*Requirements*:
Report all lines holding "الجنة".

++++ Stored data

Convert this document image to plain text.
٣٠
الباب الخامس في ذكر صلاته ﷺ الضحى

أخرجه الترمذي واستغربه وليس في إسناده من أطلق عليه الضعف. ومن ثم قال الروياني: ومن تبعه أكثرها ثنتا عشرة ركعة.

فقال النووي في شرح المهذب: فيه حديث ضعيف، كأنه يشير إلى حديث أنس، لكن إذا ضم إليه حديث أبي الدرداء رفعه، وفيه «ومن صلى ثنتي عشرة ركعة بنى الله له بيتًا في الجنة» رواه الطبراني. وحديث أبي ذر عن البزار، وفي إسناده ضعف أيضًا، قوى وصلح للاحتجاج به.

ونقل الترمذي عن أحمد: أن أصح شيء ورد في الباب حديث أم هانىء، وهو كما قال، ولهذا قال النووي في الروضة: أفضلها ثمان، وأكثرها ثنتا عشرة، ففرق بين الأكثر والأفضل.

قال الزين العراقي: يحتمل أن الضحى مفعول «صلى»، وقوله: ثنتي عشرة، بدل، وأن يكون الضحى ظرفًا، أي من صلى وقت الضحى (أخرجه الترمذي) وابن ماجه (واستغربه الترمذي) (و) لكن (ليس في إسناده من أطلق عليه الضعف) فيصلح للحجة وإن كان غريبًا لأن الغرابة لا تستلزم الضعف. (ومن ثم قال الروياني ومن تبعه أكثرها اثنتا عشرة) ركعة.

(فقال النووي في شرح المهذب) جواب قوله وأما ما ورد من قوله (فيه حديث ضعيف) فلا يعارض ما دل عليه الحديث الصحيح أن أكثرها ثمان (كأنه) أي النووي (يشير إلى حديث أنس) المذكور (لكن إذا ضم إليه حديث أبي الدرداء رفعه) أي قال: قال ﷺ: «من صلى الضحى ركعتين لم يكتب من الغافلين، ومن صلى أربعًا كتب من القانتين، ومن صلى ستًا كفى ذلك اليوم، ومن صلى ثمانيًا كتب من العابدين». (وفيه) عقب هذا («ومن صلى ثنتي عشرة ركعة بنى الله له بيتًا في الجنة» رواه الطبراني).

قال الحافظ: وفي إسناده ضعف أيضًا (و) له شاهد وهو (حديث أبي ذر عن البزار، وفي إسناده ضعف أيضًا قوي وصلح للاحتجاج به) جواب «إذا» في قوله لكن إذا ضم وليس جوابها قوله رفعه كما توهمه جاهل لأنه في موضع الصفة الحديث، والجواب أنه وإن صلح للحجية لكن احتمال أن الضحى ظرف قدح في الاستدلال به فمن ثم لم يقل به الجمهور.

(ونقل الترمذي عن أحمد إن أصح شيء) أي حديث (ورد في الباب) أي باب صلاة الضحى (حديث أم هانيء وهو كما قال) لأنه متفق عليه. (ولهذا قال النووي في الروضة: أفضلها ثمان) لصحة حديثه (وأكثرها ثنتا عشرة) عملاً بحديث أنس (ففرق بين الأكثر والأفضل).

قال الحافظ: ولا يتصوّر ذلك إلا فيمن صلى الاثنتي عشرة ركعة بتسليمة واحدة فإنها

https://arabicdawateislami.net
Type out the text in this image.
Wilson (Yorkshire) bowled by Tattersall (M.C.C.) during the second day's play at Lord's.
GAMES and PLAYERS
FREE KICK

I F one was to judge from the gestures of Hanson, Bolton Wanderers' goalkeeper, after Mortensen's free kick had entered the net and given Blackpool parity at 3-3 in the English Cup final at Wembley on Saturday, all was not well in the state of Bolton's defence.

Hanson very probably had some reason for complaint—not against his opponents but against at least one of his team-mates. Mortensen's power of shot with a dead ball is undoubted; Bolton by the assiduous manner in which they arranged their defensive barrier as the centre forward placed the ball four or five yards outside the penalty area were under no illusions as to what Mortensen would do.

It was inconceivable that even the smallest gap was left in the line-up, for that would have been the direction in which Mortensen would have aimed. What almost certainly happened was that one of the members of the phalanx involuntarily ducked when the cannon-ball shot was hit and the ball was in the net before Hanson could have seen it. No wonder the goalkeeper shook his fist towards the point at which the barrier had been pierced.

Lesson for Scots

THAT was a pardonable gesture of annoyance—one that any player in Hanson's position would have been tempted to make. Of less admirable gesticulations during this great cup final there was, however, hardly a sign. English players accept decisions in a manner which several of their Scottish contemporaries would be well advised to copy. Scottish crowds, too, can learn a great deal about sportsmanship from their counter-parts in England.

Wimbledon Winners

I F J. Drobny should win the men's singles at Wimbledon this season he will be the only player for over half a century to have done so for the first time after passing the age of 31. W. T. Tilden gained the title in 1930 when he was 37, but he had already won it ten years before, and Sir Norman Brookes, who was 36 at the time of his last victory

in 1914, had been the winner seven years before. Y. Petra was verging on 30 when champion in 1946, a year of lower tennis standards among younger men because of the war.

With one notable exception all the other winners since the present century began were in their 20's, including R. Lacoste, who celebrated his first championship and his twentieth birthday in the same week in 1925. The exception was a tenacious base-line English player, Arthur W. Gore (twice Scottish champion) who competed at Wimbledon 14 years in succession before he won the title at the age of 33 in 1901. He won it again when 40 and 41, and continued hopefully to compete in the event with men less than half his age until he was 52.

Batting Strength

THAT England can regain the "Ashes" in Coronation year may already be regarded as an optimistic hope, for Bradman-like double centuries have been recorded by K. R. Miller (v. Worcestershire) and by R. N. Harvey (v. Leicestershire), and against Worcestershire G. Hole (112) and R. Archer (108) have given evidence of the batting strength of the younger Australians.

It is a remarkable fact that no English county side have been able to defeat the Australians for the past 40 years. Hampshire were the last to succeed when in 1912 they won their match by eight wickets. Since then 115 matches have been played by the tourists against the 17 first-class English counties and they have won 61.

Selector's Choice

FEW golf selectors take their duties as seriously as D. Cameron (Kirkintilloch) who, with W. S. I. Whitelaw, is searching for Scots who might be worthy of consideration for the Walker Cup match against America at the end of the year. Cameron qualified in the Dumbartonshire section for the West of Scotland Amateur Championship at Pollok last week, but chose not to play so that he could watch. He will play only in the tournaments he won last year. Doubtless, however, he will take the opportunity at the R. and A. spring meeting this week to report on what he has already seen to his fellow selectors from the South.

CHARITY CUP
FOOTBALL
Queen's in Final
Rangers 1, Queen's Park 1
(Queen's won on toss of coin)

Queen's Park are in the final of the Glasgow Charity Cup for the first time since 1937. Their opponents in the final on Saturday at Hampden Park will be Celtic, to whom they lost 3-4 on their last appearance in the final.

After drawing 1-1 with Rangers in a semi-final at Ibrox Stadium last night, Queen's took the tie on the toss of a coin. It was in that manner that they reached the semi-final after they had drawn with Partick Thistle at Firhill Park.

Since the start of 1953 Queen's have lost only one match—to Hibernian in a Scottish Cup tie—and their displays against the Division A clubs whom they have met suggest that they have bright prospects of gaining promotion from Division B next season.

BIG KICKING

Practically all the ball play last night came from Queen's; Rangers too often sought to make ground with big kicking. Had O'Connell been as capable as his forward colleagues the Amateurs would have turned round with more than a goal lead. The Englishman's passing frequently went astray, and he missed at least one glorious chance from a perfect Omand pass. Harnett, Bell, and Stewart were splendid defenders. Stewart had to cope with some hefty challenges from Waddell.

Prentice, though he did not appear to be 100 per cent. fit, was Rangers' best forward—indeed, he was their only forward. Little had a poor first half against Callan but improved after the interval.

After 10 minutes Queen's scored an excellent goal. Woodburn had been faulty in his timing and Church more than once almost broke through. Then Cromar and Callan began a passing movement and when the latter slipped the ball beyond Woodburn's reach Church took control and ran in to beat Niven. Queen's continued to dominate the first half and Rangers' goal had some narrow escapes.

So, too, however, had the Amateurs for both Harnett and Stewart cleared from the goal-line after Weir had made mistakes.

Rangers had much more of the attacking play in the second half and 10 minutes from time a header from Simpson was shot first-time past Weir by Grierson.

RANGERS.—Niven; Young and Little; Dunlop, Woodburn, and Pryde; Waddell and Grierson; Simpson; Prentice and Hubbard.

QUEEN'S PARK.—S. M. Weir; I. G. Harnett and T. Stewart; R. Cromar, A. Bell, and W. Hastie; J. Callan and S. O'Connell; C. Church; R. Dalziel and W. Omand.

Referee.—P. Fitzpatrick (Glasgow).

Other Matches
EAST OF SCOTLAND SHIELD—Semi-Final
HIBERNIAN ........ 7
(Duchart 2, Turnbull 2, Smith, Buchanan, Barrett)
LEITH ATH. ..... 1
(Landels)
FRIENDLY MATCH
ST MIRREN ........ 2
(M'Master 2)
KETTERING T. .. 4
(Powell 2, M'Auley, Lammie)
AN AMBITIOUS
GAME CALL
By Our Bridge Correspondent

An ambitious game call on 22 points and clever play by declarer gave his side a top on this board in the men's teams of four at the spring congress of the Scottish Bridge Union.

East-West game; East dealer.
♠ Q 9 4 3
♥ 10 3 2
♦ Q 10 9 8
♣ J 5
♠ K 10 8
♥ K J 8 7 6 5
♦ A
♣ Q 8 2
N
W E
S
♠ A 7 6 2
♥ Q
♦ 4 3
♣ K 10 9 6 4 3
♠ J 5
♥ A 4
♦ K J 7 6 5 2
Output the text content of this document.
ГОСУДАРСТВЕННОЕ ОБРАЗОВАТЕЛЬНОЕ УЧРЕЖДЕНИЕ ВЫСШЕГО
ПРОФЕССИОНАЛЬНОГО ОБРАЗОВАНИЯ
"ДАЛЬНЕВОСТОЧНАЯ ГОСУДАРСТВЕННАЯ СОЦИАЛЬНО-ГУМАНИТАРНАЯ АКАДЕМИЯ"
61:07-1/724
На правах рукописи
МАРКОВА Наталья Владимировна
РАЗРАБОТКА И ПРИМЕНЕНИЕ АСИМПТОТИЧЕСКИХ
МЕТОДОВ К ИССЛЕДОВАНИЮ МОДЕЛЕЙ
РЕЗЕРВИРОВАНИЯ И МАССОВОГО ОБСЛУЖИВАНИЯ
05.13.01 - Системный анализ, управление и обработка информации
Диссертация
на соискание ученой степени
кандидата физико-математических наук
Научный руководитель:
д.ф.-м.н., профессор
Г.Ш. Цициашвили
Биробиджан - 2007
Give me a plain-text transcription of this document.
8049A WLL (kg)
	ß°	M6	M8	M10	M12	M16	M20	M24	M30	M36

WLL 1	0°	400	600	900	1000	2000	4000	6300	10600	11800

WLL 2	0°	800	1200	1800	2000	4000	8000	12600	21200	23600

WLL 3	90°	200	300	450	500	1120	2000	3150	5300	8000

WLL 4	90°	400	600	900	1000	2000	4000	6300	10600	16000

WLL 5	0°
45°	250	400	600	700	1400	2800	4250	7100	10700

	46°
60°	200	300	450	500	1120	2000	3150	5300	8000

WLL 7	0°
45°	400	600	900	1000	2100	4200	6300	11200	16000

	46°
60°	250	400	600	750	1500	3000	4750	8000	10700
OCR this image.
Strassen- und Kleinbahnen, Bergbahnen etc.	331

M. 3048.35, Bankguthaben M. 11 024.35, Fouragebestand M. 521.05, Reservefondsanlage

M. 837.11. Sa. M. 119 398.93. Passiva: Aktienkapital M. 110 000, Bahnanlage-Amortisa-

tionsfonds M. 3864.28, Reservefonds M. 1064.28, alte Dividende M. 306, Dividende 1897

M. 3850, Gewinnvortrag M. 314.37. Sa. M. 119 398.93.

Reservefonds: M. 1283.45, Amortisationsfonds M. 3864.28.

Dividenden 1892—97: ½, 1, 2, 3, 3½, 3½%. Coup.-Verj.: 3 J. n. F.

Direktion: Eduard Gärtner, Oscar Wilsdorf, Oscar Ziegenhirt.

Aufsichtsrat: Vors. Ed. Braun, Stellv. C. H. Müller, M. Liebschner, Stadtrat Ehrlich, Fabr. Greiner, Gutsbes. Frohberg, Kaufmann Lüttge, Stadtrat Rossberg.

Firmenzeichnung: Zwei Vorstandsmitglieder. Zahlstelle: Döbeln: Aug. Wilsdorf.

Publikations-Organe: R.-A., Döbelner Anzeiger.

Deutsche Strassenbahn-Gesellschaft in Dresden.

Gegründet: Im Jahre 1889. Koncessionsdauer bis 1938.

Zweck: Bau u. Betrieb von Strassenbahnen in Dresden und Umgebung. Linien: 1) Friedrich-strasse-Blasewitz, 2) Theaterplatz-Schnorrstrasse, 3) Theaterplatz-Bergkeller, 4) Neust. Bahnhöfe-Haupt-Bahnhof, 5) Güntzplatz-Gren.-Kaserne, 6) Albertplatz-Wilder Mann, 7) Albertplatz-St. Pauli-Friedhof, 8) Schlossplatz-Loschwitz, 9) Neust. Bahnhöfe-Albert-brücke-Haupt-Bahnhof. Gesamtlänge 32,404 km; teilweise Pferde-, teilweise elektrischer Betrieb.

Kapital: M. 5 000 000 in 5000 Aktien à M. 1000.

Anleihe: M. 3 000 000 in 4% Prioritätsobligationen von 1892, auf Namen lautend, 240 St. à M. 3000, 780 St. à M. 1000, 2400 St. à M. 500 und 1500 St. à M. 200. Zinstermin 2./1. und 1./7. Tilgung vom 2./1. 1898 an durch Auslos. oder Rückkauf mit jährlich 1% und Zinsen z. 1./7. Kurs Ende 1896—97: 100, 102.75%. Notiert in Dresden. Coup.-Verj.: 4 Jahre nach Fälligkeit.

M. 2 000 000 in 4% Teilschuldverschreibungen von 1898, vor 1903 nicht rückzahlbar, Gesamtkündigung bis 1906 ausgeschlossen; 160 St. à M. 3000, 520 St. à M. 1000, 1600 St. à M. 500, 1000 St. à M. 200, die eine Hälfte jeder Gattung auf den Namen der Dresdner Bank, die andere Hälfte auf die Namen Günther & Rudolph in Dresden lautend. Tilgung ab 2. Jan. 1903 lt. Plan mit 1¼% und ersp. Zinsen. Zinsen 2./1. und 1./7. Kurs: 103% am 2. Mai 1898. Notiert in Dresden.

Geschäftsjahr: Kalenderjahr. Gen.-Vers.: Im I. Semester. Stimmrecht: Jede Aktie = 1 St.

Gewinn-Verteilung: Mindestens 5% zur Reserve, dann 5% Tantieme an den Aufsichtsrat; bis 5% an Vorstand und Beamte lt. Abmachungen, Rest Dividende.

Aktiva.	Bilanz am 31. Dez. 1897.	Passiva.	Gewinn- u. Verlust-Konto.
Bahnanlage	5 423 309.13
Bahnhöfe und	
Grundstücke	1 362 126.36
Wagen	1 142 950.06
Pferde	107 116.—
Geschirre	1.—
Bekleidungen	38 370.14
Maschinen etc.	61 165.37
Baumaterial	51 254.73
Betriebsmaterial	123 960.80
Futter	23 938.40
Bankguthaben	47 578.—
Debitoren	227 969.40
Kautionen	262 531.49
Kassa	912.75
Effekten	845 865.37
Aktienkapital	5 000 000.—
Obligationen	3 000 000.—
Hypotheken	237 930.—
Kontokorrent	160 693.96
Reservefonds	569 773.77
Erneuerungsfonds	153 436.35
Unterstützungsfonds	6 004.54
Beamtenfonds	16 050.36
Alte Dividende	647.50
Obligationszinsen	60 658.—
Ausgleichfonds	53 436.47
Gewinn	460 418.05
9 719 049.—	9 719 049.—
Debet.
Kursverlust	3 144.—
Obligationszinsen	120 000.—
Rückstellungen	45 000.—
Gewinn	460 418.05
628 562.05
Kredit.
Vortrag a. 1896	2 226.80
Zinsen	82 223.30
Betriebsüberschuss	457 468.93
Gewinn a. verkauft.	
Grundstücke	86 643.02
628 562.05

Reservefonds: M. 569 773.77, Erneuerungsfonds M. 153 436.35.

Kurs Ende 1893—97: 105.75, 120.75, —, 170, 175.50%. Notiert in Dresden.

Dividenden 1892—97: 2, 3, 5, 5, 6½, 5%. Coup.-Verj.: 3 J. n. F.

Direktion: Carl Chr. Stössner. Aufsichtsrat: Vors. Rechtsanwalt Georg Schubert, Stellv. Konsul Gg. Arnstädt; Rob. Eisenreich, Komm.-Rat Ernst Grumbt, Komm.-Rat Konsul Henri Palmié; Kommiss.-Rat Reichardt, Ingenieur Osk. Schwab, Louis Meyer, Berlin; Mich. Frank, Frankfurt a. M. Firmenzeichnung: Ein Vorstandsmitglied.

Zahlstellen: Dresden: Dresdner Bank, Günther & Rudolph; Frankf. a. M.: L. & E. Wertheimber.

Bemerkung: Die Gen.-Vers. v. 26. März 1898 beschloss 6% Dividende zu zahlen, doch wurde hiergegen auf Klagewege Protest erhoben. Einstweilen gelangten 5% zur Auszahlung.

++++++++

*Complete output*:
فقال النووي في شرح المهذب: فيه حديث ضعيف، كأنه يشير إلى حديث أنس، لكن إذا ضم إليه حديث أبي الدرداء رفعه، وفيه «ومن صلى ثنتي عشرة ركعة بنى الله له بيتًا في الجنة» رواه الطبراني. وحديث أبي ذر عن البزار، وفي إسناده ضعف أيضًا، قوى وصلح للاحتجاج به.
(فقال النووي في شرح المهذب) جواب قوله وأما ما ورد من قوله (فيه حديث ضعيف) فلا يعارض ما دل عليه الحديث الصحيح أن أكثرها ثمان (كأنه) أي النووي (يشير إلى حديث أنس) المذكور (لكن إذا ضم إليه حديث أبي الدرداء رفعه) أي قال: قال ﷺ: «من صلى الضحى ركعتين لم يكتب من الغافلين، ومن صلى أربعًا كتب من القانتين، ومن صلى ستًا كفى ذلك اليوم، ومن صلى ثمانيًا كتب من العابدين». (وفيه) عقب هذا («ومن صلى ثنتي عشرة ركعة بنى الله له بيتًا في الجنة» رواه الطبراني).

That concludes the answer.